▸ **PROVIDED DATA**
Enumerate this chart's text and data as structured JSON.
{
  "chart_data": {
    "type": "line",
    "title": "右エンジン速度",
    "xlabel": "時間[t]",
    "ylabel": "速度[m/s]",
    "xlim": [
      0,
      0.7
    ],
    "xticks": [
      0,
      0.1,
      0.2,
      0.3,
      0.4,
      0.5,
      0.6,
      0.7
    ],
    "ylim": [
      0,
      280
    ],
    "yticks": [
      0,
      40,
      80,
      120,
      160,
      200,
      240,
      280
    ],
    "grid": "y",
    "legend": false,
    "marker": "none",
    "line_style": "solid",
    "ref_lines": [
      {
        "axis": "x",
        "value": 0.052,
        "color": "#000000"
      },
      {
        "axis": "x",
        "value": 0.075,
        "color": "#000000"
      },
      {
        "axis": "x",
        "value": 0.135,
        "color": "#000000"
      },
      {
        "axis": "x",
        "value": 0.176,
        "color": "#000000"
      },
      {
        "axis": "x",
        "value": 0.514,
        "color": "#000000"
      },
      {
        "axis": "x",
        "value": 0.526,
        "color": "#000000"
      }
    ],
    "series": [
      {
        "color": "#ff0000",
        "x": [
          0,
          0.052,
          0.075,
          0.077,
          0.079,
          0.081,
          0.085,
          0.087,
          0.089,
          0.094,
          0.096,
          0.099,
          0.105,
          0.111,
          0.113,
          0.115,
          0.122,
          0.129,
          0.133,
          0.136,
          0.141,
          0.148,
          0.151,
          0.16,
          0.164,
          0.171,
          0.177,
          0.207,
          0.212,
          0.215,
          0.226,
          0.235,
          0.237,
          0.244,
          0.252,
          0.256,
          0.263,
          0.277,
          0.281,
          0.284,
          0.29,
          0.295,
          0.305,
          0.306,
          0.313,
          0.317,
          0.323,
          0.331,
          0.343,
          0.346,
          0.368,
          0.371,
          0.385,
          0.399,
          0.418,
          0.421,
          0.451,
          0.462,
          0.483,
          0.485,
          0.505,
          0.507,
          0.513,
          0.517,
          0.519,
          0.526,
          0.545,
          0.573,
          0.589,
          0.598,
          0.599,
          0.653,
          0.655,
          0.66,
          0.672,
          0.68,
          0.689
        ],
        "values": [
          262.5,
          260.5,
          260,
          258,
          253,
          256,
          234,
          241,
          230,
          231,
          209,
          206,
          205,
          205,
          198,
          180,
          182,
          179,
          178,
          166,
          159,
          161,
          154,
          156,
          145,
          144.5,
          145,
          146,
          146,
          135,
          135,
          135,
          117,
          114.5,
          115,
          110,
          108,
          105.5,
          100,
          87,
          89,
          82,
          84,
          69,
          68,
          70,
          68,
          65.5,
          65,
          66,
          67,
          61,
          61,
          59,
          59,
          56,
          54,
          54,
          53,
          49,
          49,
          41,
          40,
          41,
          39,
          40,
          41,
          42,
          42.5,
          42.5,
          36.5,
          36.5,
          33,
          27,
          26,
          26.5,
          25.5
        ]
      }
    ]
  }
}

▸ **SET PROBLEM**
Each entry above is to be printed again exactly.

▸ **WRITTEN ANSWER**
Enumerate this chart's text and data as structured JSON.
{
  "chart_data": {
    "type": "line",
    "title": "右エンジン速度",
    "xlabel": "時間[t]",
    "ylabel": "速度[m/s]",
    "xlim": [
      0,
      0.7
    ],
    "xticks": [
      0,
      0.1,
      0.2,
      0.3,
      0.4,
      0.5,
      0.6,
      0.7
    ],
    "ylim": [
      0,
      280
    ],
    "yticks": [
      0,
      40,
      80,
      120,
      160,
      200,
      240,
      280
    ],
    "grid": "y",
    "legend": false,
    "marker": "none",
    "line_style": "solid",
    "ref_lines": [
      {
        "axis": "x",
        "value": 0.052,
        "color": "#000000"
      },
      {
        "axis": "x",
        "value": 0.075,
        "color": "#000000"
      },
      {
        "axis": "x",
        "value": 0.135,
        "color": "#000000"
      },
      {
        "axis": "x",
        "value": 0.176,
        "color": "#000000"
      },
      {
        "axis": "x",
        "value": 0.514,
        "color": "#000000"
      },
      {
        "axis": "x",
        "value": 0.526,
        "color": "#000000"
      }
    ],
    "series": [
      {
        "color": "#ff0000",
        "x": [
          0,
          0.052,
          0.075,
          0.077,
          0.079,
          0.081,
          0.085,
          0.087,
          0.089,
          0.094,
          0.096,
          0.099,
          0.105,
          0.111,
          0.113,
          0.115,
          0.122,
          0.129,
          0.133,
          0.136,
          0.141,
          0.148,
          0.151,
          0.16,
          0.164,
          0.171,
          0.177,
          0.207,
          0.212,
          0.215,
          0.226,
          0.235,
          0.237,
          0.244,
          0.252,
          0.256,
          0.263,
          0.277,
          0.281,
          0.284,
          0.29,
          0.295,
          0.305,
          0.306,
          0.313,
          0.317,
          0.323,
          0.331,
          0.343,
          0.346,
          0.368,
          0.371,
          0.385,
          0.399,
          0.418,
          0.421,
          0.451,
          0.462,
          0.483,
          0.485,
          0.505,
          0.507,
          0.513,
          0.517,
          0.519,
          0.526,
          0.545,
          0.573,
          0.589,
          0.598,
          0.599,
          0.653,
          0.655,
          0.66,
          0.672,
          0.68,
          0.689
        ],
        "values": [
          262.5,
          260.5,
          260,
          258,
          253,
          256,
          234,
          241,
          230,
          231,
          209,
          206,
          205,
          205,
          198,
          180,
          182,
          179,
          178,
          166,
          159,
          161,
          154,
          156,
          145,
          144.5,
          145,
          146,
          146,
          135,
          135,
          135,
          117,
          114.5,
          115,
          110,
          108,
          105.5,
          100,
          87,
          89,
          82,
          84,
          69,
          68,
          70,
          68,
          65.5,
          65,
          66,
          67,
          61,
          61,
          59,
          59,
          56,
          54,
          54,
          53,
          49,
          49,
          41,
          40,
          41,
          39,
          40,
          41,
          42,
          42.5,
          42.5,
          36.5,
          36.5,
          33,
          27,
          26,
          26.5,
          25.5
        ]
      }
    ]
  }
}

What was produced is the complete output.